Using the data beneath, show every line that includes the word "name".

[Figure collection entries]
_ _ _ _ _ _ _
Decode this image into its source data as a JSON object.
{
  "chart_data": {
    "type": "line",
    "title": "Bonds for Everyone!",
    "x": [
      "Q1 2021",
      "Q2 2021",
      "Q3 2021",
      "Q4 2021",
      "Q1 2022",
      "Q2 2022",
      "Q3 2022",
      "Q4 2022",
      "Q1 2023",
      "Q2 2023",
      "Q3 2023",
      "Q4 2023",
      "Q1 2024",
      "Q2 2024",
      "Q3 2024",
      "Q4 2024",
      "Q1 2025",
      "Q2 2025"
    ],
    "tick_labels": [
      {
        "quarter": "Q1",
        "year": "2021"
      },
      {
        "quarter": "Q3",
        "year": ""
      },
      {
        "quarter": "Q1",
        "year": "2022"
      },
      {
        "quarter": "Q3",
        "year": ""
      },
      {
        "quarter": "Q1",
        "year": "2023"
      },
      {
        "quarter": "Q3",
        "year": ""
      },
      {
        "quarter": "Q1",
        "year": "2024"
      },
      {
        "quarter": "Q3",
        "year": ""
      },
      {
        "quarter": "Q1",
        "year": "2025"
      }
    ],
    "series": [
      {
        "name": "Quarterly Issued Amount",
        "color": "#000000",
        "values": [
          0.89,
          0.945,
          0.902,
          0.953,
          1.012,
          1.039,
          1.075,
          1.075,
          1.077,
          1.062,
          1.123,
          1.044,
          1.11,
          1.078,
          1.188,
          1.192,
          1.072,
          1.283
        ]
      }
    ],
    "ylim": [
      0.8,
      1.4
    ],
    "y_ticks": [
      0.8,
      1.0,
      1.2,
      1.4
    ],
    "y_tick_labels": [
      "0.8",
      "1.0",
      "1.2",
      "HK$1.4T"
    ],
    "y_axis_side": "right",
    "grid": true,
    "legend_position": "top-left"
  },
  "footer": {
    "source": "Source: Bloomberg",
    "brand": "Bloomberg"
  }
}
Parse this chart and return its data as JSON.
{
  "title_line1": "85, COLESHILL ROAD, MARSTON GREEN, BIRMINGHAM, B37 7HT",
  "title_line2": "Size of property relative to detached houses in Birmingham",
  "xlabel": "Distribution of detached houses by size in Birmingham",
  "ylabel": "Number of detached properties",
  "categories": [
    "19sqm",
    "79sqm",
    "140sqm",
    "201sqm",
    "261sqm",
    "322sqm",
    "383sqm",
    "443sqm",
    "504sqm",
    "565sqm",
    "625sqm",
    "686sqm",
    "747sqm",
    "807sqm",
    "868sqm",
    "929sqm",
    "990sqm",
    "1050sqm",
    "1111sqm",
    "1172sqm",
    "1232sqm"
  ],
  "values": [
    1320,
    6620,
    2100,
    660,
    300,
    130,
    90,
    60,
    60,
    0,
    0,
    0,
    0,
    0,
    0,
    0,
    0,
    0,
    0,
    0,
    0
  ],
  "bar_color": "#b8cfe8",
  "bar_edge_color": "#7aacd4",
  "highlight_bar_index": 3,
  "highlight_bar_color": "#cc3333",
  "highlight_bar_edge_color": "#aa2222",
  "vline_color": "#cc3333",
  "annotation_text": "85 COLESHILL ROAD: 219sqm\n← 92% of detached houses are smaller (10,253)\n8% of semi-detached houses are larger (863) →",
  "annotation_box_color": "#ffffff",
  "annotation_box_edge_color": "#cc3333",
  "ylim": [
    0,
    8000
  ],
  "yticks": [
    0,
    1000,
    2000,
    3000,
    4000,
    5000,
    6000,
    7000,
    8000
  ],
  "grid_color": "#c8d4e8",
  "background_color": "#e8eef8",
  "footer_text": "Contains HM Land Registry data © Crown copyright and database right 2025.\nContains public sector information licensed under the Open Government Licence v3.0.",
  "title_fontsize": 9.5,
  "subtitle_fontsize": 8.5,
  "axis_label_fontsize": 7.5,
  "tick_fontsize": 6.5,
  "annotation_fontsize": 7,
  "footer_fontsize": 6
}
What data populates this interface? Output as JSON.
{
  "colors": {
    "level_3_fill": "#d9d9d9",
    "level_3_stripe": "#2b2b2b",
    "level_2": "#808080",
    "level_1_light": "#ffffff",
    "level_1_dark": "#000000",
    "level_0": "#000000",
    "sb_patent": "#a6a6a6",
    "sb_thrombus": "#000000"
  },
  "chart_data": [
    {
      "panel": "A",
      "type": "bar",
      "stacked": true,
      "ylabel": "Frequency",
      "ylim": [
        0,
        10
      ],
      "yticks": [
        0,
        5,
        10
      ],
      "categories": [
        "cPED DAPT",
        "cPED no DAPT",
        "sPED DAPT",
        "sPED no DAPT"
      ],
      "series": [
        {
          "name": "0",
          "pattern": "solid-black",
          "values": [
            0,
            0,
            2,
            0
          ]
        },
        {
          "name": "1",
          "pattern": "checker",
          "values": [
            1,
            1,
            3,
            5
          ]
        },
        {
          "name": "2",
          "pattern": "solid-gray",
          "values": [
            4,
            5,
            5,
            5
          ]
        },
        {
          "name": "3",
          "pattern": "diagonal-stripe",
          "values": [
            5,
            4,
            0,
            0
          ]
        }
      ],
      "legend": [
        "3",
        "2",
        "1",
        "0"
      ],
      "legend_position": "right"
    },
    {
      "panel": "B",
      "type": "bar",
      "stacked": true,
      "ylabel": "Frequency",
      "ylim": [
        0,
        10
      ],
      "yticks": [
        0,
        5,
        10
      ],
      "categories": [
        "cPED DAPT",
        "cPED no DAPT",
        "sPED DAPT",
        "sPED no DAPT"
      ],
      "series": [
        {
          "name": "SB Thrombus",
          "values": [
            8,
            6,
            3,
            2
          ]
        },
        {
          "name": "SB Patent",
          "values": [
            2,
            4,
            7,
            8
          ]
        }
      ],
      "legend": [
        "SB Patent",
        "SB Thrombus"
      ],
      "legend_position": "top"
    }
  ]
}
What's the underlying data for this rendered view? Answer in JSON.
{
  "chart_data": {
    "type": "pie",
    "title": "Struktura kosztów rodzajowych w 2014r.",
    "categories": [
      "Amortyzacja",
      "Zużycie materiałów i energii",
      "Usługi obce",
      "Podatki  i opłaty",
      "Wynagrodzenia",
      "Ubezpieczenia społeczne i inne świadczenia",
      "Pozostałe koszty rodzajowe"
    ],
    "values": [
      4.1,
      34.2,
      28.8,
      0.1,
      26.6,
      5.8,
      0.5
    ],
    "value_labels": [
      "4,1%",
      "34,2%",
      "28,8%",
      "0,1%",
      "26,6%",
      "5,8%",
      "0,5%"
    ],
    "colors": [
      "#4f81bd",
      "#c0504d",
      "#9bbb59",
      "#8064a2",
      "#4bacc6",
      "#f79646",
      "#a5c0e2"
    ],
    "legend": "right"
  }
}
_ _ _ _ _ _ _
### THE RESPONSE
        "name": "Quarterly Issued Amount",
          "name": "0",
          "name": "1",
          "name": "2",
          "name": "3",
          "name": "SB Thrombus",
          "name": "SB Patent",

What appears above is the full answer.